##### RECORDS FOR THIS EXERCISE

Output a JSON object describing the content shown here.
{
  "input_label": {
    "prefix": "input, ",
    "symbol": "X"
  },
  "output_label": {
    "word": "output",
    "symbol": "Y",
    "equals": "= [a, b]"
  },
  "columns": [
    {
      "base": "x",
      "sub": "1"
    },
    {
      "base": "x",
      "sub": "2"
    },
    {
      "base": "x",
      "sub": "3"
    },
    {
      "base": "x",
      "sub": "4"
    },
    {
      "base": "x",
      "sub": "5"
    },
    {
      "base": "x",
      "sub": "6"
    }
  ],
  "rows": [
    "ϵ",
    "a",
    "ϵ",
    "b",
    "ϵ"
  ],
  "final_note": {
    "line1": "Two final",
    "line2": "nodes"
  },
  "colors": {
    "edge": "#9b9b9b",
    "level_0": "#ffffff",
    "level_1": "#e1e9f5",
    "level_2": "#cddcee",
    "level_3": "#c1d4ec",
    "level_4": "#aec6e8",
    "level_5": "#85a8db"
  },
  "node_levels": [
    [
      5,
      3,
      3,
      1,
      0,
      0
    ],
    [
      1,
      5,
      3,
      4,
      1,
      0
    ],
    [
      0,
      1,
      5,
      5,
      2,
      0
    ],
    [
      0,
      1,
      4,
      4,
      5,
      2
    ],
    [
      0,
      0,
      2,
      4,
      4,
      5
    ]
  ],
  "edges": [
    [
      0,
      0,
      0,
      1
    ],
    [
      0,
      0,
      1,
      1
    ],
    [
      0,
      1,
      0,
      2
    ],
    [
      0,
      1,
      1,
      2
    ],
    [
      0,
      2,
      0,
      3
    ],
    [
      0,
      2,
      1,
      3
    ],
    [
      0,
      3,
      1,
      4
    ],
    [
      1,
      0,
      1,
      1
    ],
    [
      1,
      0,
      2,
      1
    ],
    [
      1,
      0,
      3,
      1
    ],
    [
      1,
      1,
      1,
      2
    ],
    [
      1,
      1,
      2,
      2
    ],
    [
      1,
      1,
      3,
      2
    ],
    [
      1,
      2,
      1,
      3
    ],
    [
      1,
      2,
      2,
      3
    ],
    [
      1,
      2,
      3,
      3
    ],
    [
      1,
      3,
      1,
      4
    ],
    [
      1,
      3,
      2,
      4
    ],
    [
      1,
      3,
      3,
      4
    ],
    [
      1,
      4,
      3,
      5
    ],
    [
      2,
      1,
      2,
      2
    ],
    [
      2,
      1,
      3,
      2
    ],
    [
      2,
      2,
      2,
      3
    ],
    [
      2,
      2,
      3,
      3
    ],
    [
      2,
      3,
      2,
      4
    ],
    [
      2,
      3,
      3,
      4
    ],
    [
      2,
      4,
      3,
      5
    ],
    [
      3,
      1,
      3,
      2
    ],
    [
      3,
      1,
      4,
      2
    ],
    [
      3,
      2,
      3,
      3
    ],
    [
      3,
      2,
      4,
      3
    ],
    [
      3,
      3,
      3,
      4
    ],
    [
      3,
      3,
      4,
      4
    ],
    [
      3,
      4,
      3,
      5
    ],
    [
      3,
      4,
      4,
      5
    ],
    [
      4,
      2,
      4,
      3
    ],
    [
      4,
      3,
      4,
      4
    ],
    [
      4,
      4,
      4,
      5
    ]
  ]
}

##########

REQUIRED TASK
Return the material exactly as it stands.

EXERCISE OUTPUT
Output a JSON object describing the content shown here.
{
  "input_label": {
    "prefix": "input, ",
    "symbol": "X"
  },
  "output_label": {
    "word": "output",
    "symbol": "Y",
    "equals": "= [a, b]"
  },
  "columns": [
    {
      "base": "x",
      "sub": "1"
    },
    {
      "base": "x",
      "sub": "2"
    },
    {
      "base": "x",
      "sub": "3"
    },
    {
      "base": "x",
      "sub": "4"
    },
    {
      "base": "x",
      "sub": "5"
    },
    {
      "base": "x",
      "sub": "6"
    }
  ],
  "rows": [
    "ϵ",
    "a",
    "ϵ",
    "b",
    "ϵ"
  ],
  "final_note": {
    "line1": "Two final",
    "line2": "nodes"
  },
  "colors": {
    "edge": "#9b9b9b",
    "level_0": "#ffffff",
    "level_1": "#e1e9f5",
    "level_2": "#cddcee",
    "level_3": "#c1d4ec",
    "level_4": "#aec6e8",
    "level_5": "#85a8db"
  },
  "node_levels": [
    [
      5,
      3,
      3,
      1,
      0,
      0
    ],
    [
      1,
      5,
      3,
      4,
      1,
      0
    ],
    [
      0,
      1,
      5,
      5,
      2,
      0
    ],
    [
      0,
      1,
      4,
      4,
      5,
      2
    ],
    [
      0,
      0,
      2,
      4,
      4,
      5
    ]
  ],
  "edges": [
    [
      0,
      0,
      0,
      1
    ],
    [
      0,
      0,
      1,
      1
    ],
    [
      0,
      1,
      0,
      2
    ],
    [
      0,
      1,
      1,
      2
    ],
    [
      0,
      2,
      0,
      3
    ],
    [
      0,
      2,
      1,
      3
    ],
    [
      0,
      3,
      1,
      4
    ],
    [
      1,
      0,
      1,
      1
    ],
    [
      1,
      0,
      2,
      1
    ],
    [
      1,
      0,
      3,
      1
    ],
    [
      1,
      1,
      1,
      2
    ],
    [
      1,
      1,
      2,
      2
    ],
    [
      1,
      1,
      3,
      2
    ],
    [
      1,
      2,
      1,
      3
    ],
    [
      1,
      2,
      2,
      3
    ],
    [
      1,
      2,
      3,
      3
    ],
    [
      1,
      3,
      1,
      4
    ],
    [
      1,
      3,
      2,
      4
    ],
    [
      1,
      3,
      3,
      4
    ],
    [
      1,
      4,
      3,
      5
    ],
    [
      2,
      1,
      2,
      2
    ],
    [
      2,
      1,
      3,
      2
    ],
    [
      2,
      2,
      2,
      3
    ],
    [
      2,
      2,
      3,
      3
    ],
    [
      2,
      3,
      2,
      4
    ],
    [
      2,
      3,
      3,
      4
    ],
    [
      2,
      4,
      3,
      5
    ],
    [
      3,
      1,
      3,
      2
    ],
    [
      3,
      1,
      4,
      2
    ],
    [
      3,
      2,
      3,
      3
    ],
    [
      3,
      2,
      4,
      3
    ],
    [
      3,
      3,
      3,
      4
    ],
    [
      3,
      3,
      4,
      4
    ],
    [
      3,
      4,
      3,
      5
    ],
    [
      3,
      4,
      4,
      5
    ],
    [
      4,
      2,
      4,
      3
    ],
    [
      4,
      3,
      4,
      4
    ],
    [
      4,
      4,
      4,
      5
    ]
  ]
}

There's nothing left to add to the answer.